What you should do: Every record that follows should be printed verbatim.
── Materials provided ──
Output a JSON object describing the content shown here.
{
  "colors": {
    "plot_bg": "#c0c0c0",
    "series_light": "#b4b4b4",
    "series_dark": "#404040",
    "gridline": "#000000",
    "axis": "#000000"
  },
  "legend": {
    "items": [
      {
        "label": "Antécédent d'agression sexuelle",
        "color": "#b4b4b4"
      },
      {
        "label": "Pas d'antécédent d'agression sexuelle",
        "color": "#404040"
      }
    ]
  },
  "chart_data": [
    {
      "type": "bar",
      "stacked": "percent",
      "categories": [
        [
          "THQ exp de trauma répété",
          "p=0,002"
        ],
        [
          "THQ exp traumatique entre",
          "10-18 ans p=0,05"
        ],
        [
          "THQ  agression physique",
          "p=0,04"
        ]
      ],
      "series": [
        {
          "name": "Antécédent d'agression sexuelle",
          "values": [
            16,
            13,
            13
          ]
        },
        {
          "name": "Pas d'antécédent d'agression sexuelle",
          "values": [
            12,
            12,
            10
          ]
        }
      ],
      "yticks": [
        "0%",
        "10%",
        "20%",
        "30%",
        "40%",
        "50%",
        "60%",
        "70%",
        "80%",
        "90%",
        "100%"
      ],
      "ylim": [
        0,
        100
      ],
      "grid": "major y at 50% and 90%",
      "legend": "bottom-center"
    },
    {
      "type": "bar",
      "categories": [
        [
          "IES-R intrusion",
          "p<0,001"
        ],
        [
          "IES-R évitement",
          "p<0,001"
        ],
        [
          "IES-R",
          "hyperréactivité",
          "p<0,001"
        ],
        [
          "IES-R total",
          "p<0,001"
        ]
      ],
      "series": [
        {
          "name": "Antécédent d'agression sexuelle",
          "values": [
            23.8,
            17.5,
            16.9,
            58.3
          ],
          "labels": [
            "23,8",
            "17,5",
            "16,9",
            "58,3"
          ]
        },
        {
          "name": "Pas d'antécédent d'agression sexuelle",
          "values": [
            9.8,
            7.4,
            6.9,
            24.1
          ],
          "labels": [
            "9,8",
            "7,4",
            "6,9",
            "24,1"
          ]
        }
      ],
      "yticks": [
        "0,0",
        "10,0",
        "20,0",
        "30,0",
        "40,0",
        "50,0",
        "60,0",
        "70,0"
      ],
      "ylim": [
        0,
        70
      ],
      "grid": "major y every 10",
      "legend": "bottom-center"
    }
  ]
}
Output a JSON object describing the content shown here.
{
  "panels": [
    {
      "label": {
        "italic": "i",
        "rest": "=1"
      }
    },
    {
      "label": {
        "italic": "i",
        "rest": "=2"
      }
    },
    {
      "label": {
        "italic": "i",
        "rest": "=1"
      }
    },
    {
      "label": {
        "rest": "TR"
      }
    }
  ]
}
───
Output for this exercise:
Output a JSON object describing the content shown here.
{
  "colors": {
    "plot_bg": "#c0c0c0",
    "series_light": "#b4b4b4",
    "series_dark": "#404040",
    "gridline": "#000000",
    "axis": "#000000"
  },
  "legend": {
    "items": [
      {
        "label": "Antécédent d'agression sexuelle",
        "color": "#b4b4b4"
      },
      {
        "label": "Pas d'antécédent d'agression sexuelle",
        "color": "#404040"
      }
    ]
  },
  "chart_data": [
    {
      "type": "bar",
      "stacked": "percent",
      "categories": [
        [
          "THQ exp de trauma répété",
          "p=0,002"
        ],
        [
          "THQ exp traumatique entre",
          "10-18 ans p=0,05"
        ],
        [
          "THQ  agression physique",
          "p=0,04"
        ]
      ],
      "series": [
        {
          "name": "Antécédent d'agression sexuelle",
          "values": [
            16,
            13,
            13
          ]
        },
        {
          "name": "Pas d'antécédent d'agression sexuelle",
          "values": [
            12,
            12,
            10
          ]
        }
      ],
      "yticks": [
        "0%",
        "10%",
        "20%",
        "30%",
        "40%",
        "50%",
        "60%",
        "70%",
        "80%",
        "90%",
        "100%"
      ],
      "ylim": [
        0,
        100
      ],
      "grid": "major y at 50% and 90%",
      "legend": "bottom-center"
    },
    {
      "type": "bar",
      "categories": [
        [
          "IES-R intrusion",
          "p<0,001"
        ],
        [
          "IES-R évitement",
          "p<0,001"
        ],
        [
          "IES-R",
          "hyperréactivité",
          "p<0,001"
        ],
        [
          "IES-R total",
          "p<0,001"
        ]
      ],
      "series": [
        {
          "name": "Antécédent d'agression sexuelle",
          "values": [
            23.8,
            17.5,
            16.9,
            58.3
          ],
          "labels": [
            "23,8",
            "17,5",
            "16,9",
            "58,3"
          ]
        },
        {
          "name": "Pas d'antécédent d'agression sexuelle",
          "values": [
            9.8,
            7.4,
            6.9,
            24.1
          ],
          "labels": [
            "9,8",
            "7,4",
            "6,9",
            "24,1"
          ]
        }
      ],
      "yticks": [
        "0,0",
        "10,0",
        "20,0",
        "30,0",
        "40,0",
        "50,0",
        "60,0",
        "70,0"
      ],
      "ylim": [
        0,
        70
      ],
      "grid": "major y every 10",
      "legend": "bottom-center"
    }
  ]
}
Output a JSON object describing the content shown here.
{
  "panels": [
    {
      "label": {
        "italic": "i",
        "rest": "=1"
      }
    },
    {
      "label": {
        "italic": "i",
        "rest": "=2"
      }
    },
    {
      "label": {
        "italic": "i",
        "rest": "=1"
      }
    },
    {
      "label": {
        "rest": "TR"
      }
    }
  ]
}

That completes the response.